• Exercise aim: Print the entries in full, word for word, but not the pictures.
● ● ● ● ●
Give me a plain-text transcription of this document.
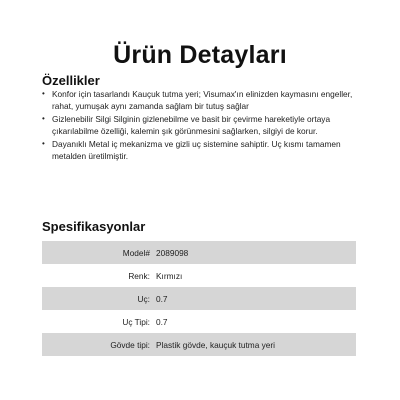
Ürün Detayları
Özellikler
• Konfor için tasarlandı Kauçuk tutma yeri; Visumax'ın elinizden kaymasını engeller, rahat, yumuşak aynı zamanda sağlam bir tutuş sağlar
• Gizlenebilir Silgi Silginin gizlenebilme ve basit bir çevirme hareketiyle ortaya çıkarılabilme özelliği, kalemin şık görünmesini sağlarken, silgiyi de korur.
• Dayanıklı Metal iç mekanizma ve gizli uç sistemine sahiptir. Uç kısmı tamamen metalden üretilmiştir.
Spesifikasyonlar
Model#	2089098
Renk:	Kırmızı
Uç:	0.7
Uç Tipi:	0.7
Gövde tipi:	Plastik gövde, kauçuk tutma yeri
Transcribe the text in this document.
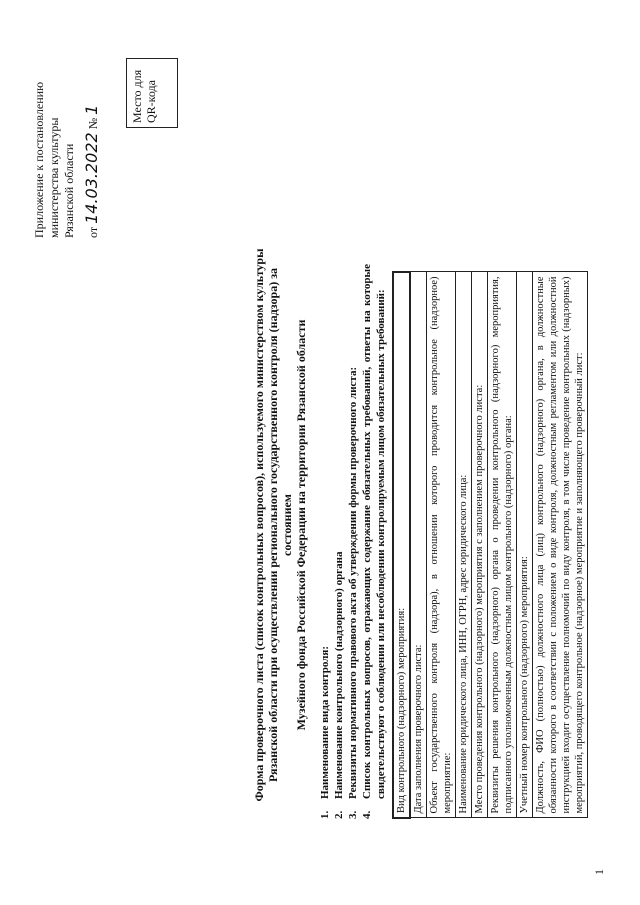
1
Приложение к постановлению министерства культуры Рязанской области от 14.03.2022 № 1	Место для QR-кода
Форма проверочного листа (список контрольных вопросов), используемого министерством культуры Рязанской области при осуществлении регионального государственного контроля (надзора) за состоянием Музейного фонда Российской Федерации на территории Рязанской области
1.
Наименование вида контроля:
2.
Наименование контрольного (надзорного) органа
3.
Реквизиты нормативного правового акта об утверждении формы проверочного листа:
4.
Список контрольных вопросов, отражающих содержание обязательных требований, ответы на которые свидетельствуют о соблюдении или несоблюдении контролируемым лицом обязательных требований: Вид контрольного (надзорного) мероприятия:
Дата заполнения проверочного листа:
Объект государственного контроля (надзора), в отношении которого проводится контрольное (надзорное) мероприятие:
Наименование юридического лица, ИНН, ОГРН, адрес юридического лица:
Место проведения контрольного (надзорного) мероприятия с заполнением проверочного листа:
Реквизиты решения контрольного (надзорного) органа о проведении контрольного (надзорного) мероприятия, подписанного уполномоченным должностным лицом контрольного (надзорного) органа:
Учетный номер контрольного (надзорного) мероприятия:
Должность, ФИО (полностью) должностного лица (лиц) контрольного (надзорного) органа, в должностные обязанности которого в соответствии с положением о виде контроля, должностным регламентом или должностной инструкцией входит осуществление полномочий по виду контроля, в том числе проведение контрольных (надзорных) мероприятий, проводящего контрольное (надзорное) мероприятие и заполняющего проверочный лист:
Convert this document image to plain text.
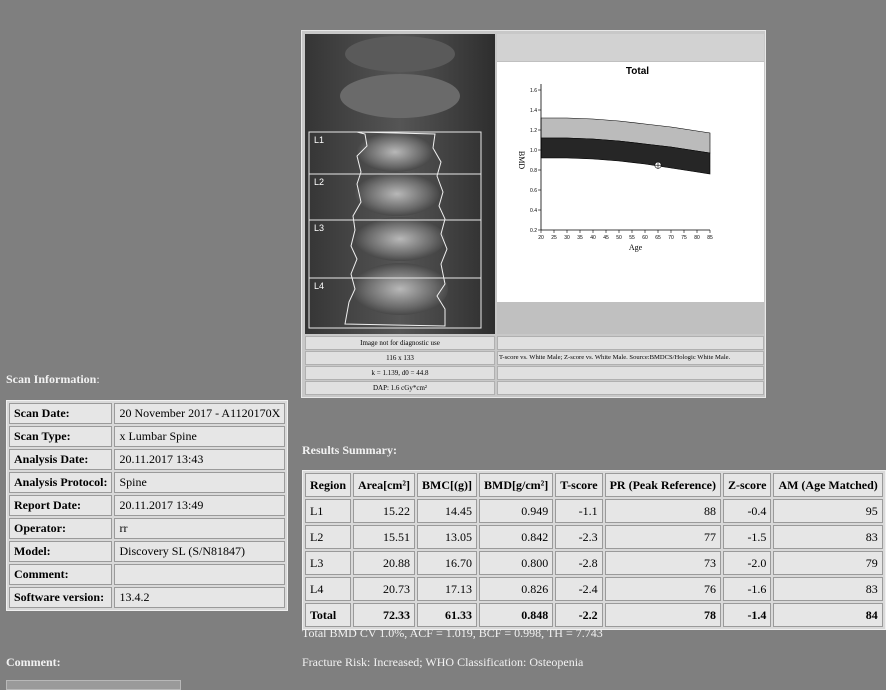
L1
L2
L3
L4
Total
0.2
0.4
0.6
0.8
1.0
1.2
1.4
1.6
20 25 30 35 40 45 50 55 60 65 70 75 80 85
Age
BMD
Image not for diagnostic use
116 x 133
k = 1.139, d0 = 44.8
DAP: 1.6 cGy*cm²
T-score vs. White Male; Z-score vs. White Male. Source:BMDCS/Hologic White Male.
Scan Information:
Scan Date:	20 November 2017 - A1120170X
Scan Type:	x Lumbar Spine
Analysis Date:	20.11.2017 13:43
Analysis Protocol:	Spine
Report Date:	20.11.2017 13:49
Operator:	rr
Model:	Discovery SL (S/N81847)
Comment:	
Software version:	13.4.2
Results Summary:
Region	Area[cm²]	BMC[(g)]	BMD[g/cm²]	T-score	PR (Peak Reference)	Z-score	AM (Age Matched)
L1	15.22	14.45	0.949	-1.1	88	-0.4	95
L2	15.51	13.05	0.842	-2.3	77	-1.5	83
L3	20.88	16.70	0.800	-2.8	73	-2.0	79
L4	20.73	17.13	0.826	-2.4	76	-1.6	83
Total	72.33	61.33	0.848	-2.2	78	-1.4	84
Total BMD CV 1.0%, ACF = 1.019, BCF = 0.998, TH = 7.743
Fracture Risk: Increased; WHO Classification: Osteopenia
Comment:
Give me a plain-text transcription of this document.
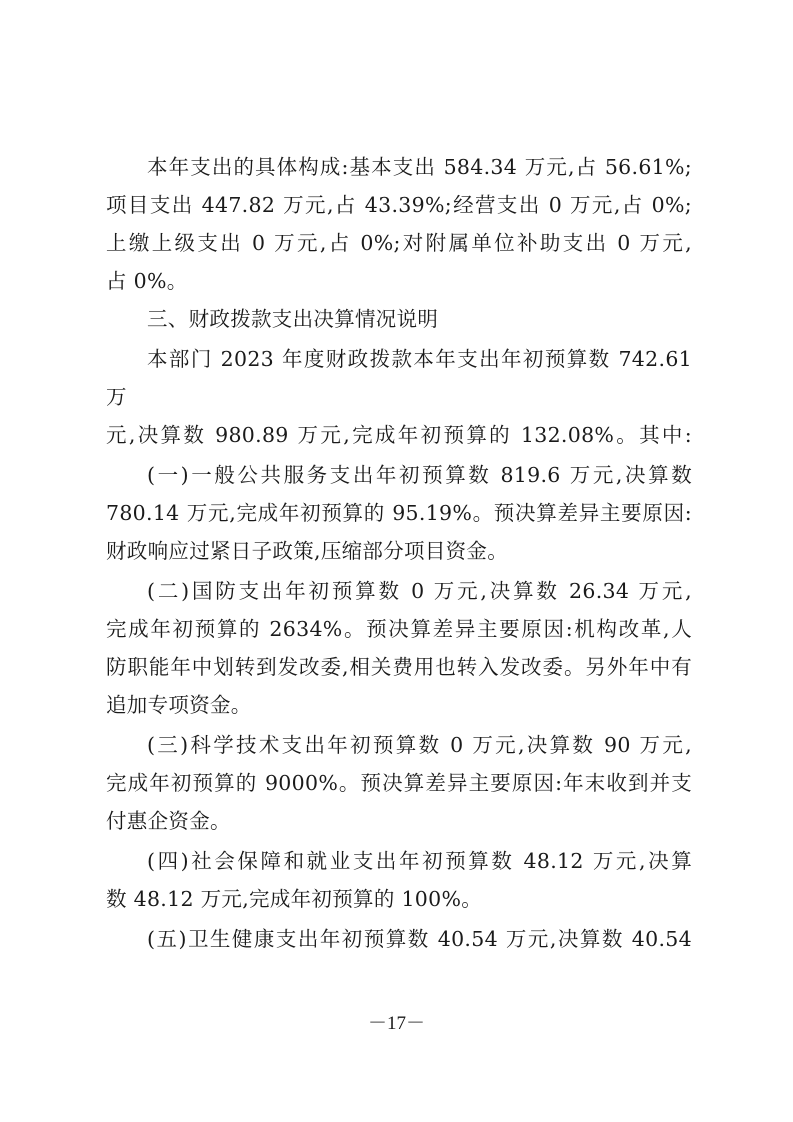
本年支出的具体构成:基本支出 584.34 万元,占 56.61%;

项目支出 447.82 万元,占 43.39%;经营支出 0 万元,占 0%;

上缴上级支出 0 万元,占 0%;对附属单位补助支出 0 万元,

占 0%。

三、财政拨款支出决算情况说明

本部门 2023 年度财政拨款本年支出年初预算数 742.61 万

元,决算数 980.89 万元,完成年初预算的 132.08%。其中:

(一)一般公共服务支出年初预算数 819.6 万元,决算数

780.14 万元,完成年初预算的 95.19%。预决算差异主要原因:

财政响应过紧日子政策,压缩部分项目资金。

(二)国防支出年初预算数 0 万元,决算数 26.34 万元,

完成年初预算的 2634%。预决算差异主要原因:机构改革,人

防职能年中划转到发改委,相关费用也转入发改委。另外年中有

追加专项资金。

(三)科学技术支出年初预算数 0 万元,决算数 90 万元,

完成年初预算的 9000%。预决算差异主要原因:年末收到并支

付惠企资金。

(四)社会保障和就业支出年初预算数 48.12 万元,决算

数 48.12 万元,完成年初预算的 100%。

(五)卫生健康支出年初预算数 40.54 万元,决算数 40.54

－17－
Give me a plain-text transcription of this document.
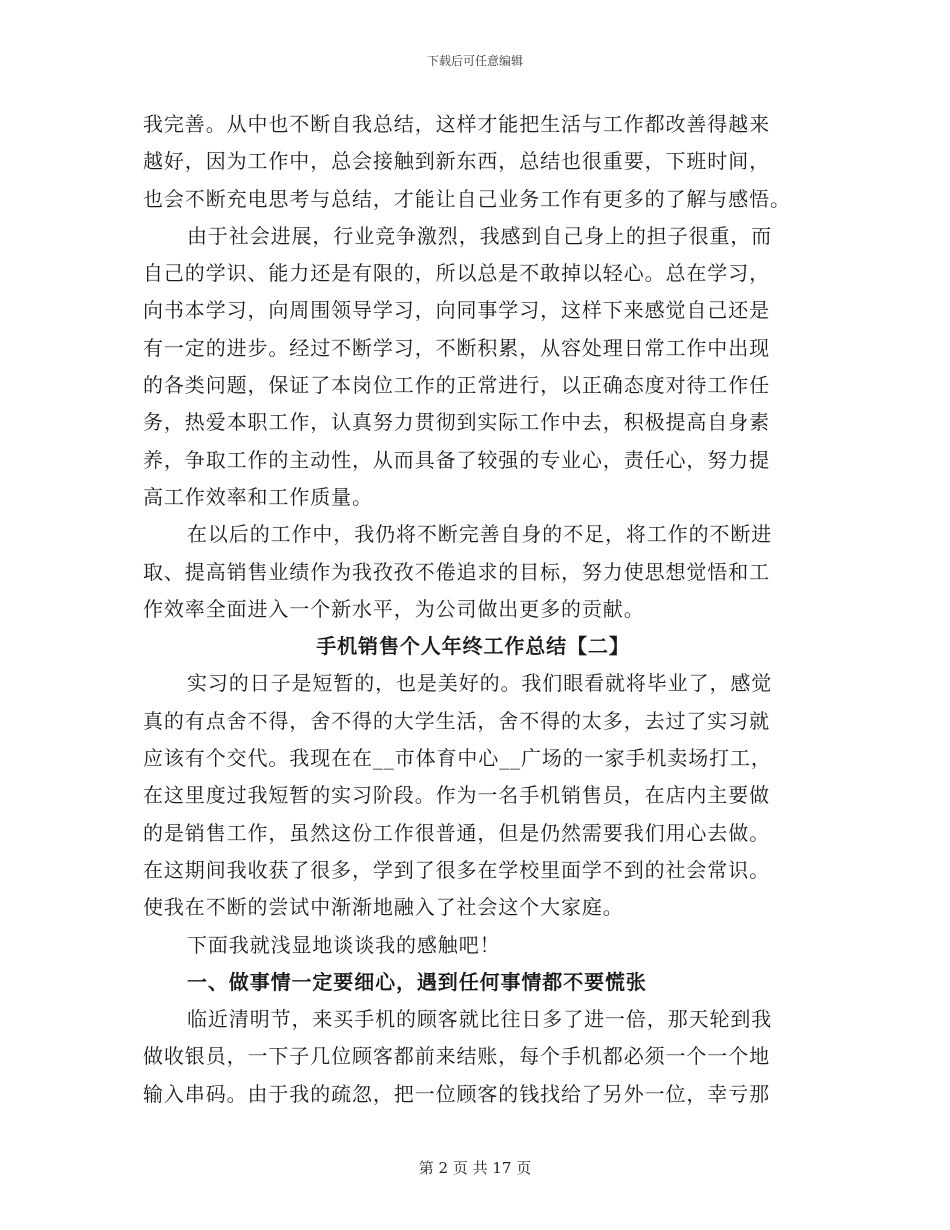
下载后可任意编辑
我完善。从中也不断自我总结，这样才能把生活与工作都改善得越来
越好，因为工作中，总会接触到新东西，总结也很重要，下班时间，
也会不断充电思考与总结，才能让自己业务工作有更多的了解与感悟。
由于社会进展，行业竞争激烈，我感到自己身上的担子很重，而
自己的学识、能力还是有限的，所以总是不敢掉以轻心。总在学习，
向书本学习，向周围领导学习，向同事学习，这样下来感觉自己还是
有一定的进步。经过不断学习，不断积累，从容处理日常工作中出现
的各类问题，保证了本岗位工作的正常进行，以正确态度对待工作任
务，热爱本职工作，认真努力贯彻到实际工作中去，积极提高自身素
养，争取工作的主动性，从而具备了较强的专业心，责任心，努力提
高工作效率和工作质量。
在以后的工作中，我仍将不断完善自身的不足，将工作的不断进
取、提高销售业绩作为我孜孜不倦追求的目标，努力使思想觉悟和工
作效率全面进入一个新水平，为公司做出更多的贡献。
手机销售个人年终工作总结【二】
实习的日子是短暂的，也是美好的。我们眼看就将毕业了，感觉
真的有点舍不得，舍不得的大学生活，舍不得的太多，去过了实习就
应该有个交代。我现在在__市体育中心__广场的一家手机卖场打工，
在这里度过我短暂的实习阶段。作为一名手机销售员，在店内主要做
的是销售工作，虽然这份工作很普通，但是仍然需要我们用心去做。
在这期间我收获了很多，学到了很多在学校里面学不到的社会常识。
使我在不断的尝试中渐渐地融入了社会这个大家庭。
下面我就浅显地谈谈我的感触吧！
一、做事情一定要细心，遇到任何事情都不要慌张
临近清明节，来买手机的顾客就比往日多了进一倍，那天轮到我
做收银员，一下子几位顾客都前来结账，每个手机都必须一个一个地
输入串码。由于我的疏忽，把一位顾客的钱找给了另外一位，幸亏那
第 2 页 共 17 页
● ● ● ● ●
• Written solution:
Give me a plain-text transcription of this document.
Ürün Detayları
Özellikler
• Konfor için tasarlandı Kauçuk tutma yeri; Visumax'ın elinizden kaymasını engeller, rahat, yumuşak aynı zamanda sağlam bir tutuş sağlar
• Gizlenebilir Silgi Silginin gizlenebilme ve basit bir çevirme hareketiyle ortaya çıkarılabilme özelliği, kalemin şık görünmesini sağlarken, silgiyi de korur.
• Dayanıklı Metal iç mekanizma ve gizli uç sistemine sahiptir. Uç kısmı tamamen metalden üretilmiştir.
Spesifikasyonlar
Model#	2089098
Renk:	Kırmızı
Uç:	0.7
Uç Tipi:	0.7
Gövde tipi:	Plastik gövde, kauçuk tutma yeri
Transcribe the text in this document.
1
Приложение к постановлению министерства культуры Рязанской области от 14.03.2022 № 1	Место для QR-кода
Форма проверочного листа (список контрольных вопросов), используемого министерством культуры Рязанской области при осуществлении регионального государственного контроля (надзора) за состоянием Музейного фонда Российской Федерации на территории Рязанской области
1.
Наименование вида контроля:
2.
Наименование контрольного (надзорного) органа
3.
Реквизиты нормативного правового акта об утверждении формы проверочного листа:
4.
Список контрольных вопросов, отражающих содержание обязательных требований, ответы на которые свидетельствуют о соблюдении или несоблюдении контролируемым лицом обязательных требований: Вид контрольного (надзорного) мероприятия:
Дата заполнения проверочного листа:
Объект государственного контроля (надзора), в отношении которого проводится контрольное (надзорное) мероприятие:
Наименование юридического лица, ИНН, ОГРН, адрес юридического лица:
Место проведения контрольного (надзорного) мероприятия с заполнением проверочного листа:
Реквизиты решения контрольного (надзорного) органа о проведении контрольного (надзорного) мероприятия, подписанного уполномоченным должностным лицом контрольного (надзорного) органа:
Учетный номер контрольного (надзорного) мероприятия:
Должность, ФИО (полностью) должностного лица (лиц) контрольного (надзорного) органа, в должностные обязанности которого в соответствии с положением о виде контроля, должностным регламентом или должностной инструкцией входит осуществление полномочий по виду контроля, в том числе проведение контрольных (надзорных) мероприятий, проводящего контрольное (надзорное) мероприятие и заполняющего проверочный лист:
Convert this document image to plain text.
L1
L2
L3
L4
Total
0.2
0.4
0.6
0.8
1.0
1.2
1.4
1.6
20 25 30 35 40 45 50 55 60 65 70 75 80 85
Age
BMD
Image not for diagnostic use
116 x 133
k = 1.139, d0 = 44.8
DAP: 1.6 cGy*cm²
T-score vs. White Male; Z-score vs. White Male. Source:BMDCS/Hologic White Male.
Scan Information:
Scan Date:	20 November 2017 - A1120170X
Scan Type:	x Lumbar Spine
Analysis Date:	20.11.2017 13:43
Analysis Protocol:	Spine
Report Date:	20.11.2017 13:49
Operator:	rr
Model:	Discovery SL (S/N81847)
Comment:	
Software version:	13.4.2
Results Summary:
Region	Area[cm²]	BMC[(g)]	BMD[g/cm²]	T-score	PR (Peak Reference)	Z-score	AM (Age Matched)
L1	15.22	14.45	0.949	-1.1	88	-0.4	95
L2	15.51	13.05	0.842	-2.3	77	-1.5	83
L3	20.88	16.70	0.800	-2.8	73	-2.0	79
L4	20.73	17.13	0.826	-2.4	76	-1.6	83
Total	72.33	61.33	0.848	-2.2	78	-1.4	84
Total BMD CV 1.0%, ACF = 1.019, BCF = 0.998, TH = 7.743
Fracture Risk: Increased; WHO Classification: Osteopenia
Comment:
Give me a plain-text transcription of this document.
本年支出的具体构成:基本支出 584.34 万元,占 56.61%;

项目支出 447.82 万元,占 43.39%;经营支出 0 万元,占 0%;

上缴上级支出 0 万元,占 0%;对附属单位补助支出 0 万元,

占 0%。

三、财政拨款支出决算情况说明

本部门 2023 年度财政拨款本年支出年初预算数 742.61 万

元,决算数 980.89 万元,完成年初预算的 132.08%。其中:

(一)一般公共服务支出年初预算数 819.6 万元,决算数

780.14 万元,完成年初预算的 95.19%。预决算差异主要原因:

财政响应过紧日子政策,压缩部分项目资金。

(二)国防支出年初预算数 0 万元,决算数 26.34 万元,

完成年初预算的 2634%。预决算差异主要原因:机构改革,人

防职能年中划转到发改委,相关费用也转入发改委。另外年中有

追加专项资金。

(三)科学技术支出年初预算数 0 万元,决算数 90 万元,

完成年初预算的 9000%。预决算差异主要原因:年末收到并支

付惠企资金。

(四)社会保障和就业支出年初预算数 48.12 万元,决算

数 48.12 万元,完成年初预算的 100%。

(五)卫生健康支出年初预算数 40.54 万元,决算数 40.54

－17－
Give me a plain-text transcription of this document.
下载后可任意编辑
我完善。从中也不断自我总结，这样才能把生活与工作都改善得越来
越好，因为工作中，总会接触到新东西，总结也很重要，下班时间，
也会不断充电思考与总结，才能让自己业务工作有更多的了解与感悟。
由于社会进展，行业竞争激烈，我感到自己身上的担子很重，而
自己的学识、能力还是有限的，所以总是不敢掉以轻心。总在学习，
向书本学习，向周围领导学习，向同事学习，这样下来感觉自己还是
有一定的进步。经过不断学习，不断积累，从容处理日常工作中出现
的各类问题，保证了本岗位工作的正常进行，以正确态度对待工作任
务，热爱本职工作，认真努力贯彻到实际工作中去，积极提高自身素
养，争取工作的主动性，从而具备了较强的专业心，责任心，努力提
高工作效率和工作质量。
在以后的工作中，我仍将不断完善自身的不足，将工作的不断进
取、提高销售业绩作为我孜孜不倦追求的目标，努力使思想觉悟和工
作效率全面进入一个新水平，为公司做出更多的贡献。
手机销售个人年终工作总结【二】
实习的日子是短暂的，也是美好的。我们眼看就将毕业了，感觉
真的有点舍不得，舍不得的大学生活，舍不得的太多，去过了实习就
应该有个交代。我现在在__市体育中心__广场的一家手机卖场打工，
在这里度过我短暂的实习阶段。作为一名手机销售员，在店内主要做
的是销售工作，虽然这份工作很普通，但是仍然需要我们用心去做。
在这期间我收获了很多，学到了很多在学校里面学不到的社会常识。
使我在不断的尝试中渐渐地融入了社会这个大家庭。
下面我就浅显地谈谈我的感触吧！
一、做事情一定要细心，遇到任何事情都不要慌张
临近清明节，来买手机的顾客就比往日多了进一倍，那天轮到我
做收银员，一下子几位顾客都前来结账，每个手机都必须一个一个地
输入串码。由于我的疏忽，把一位顾客的钱找给了另外一位，幸亏那
第 2 页 共 17 页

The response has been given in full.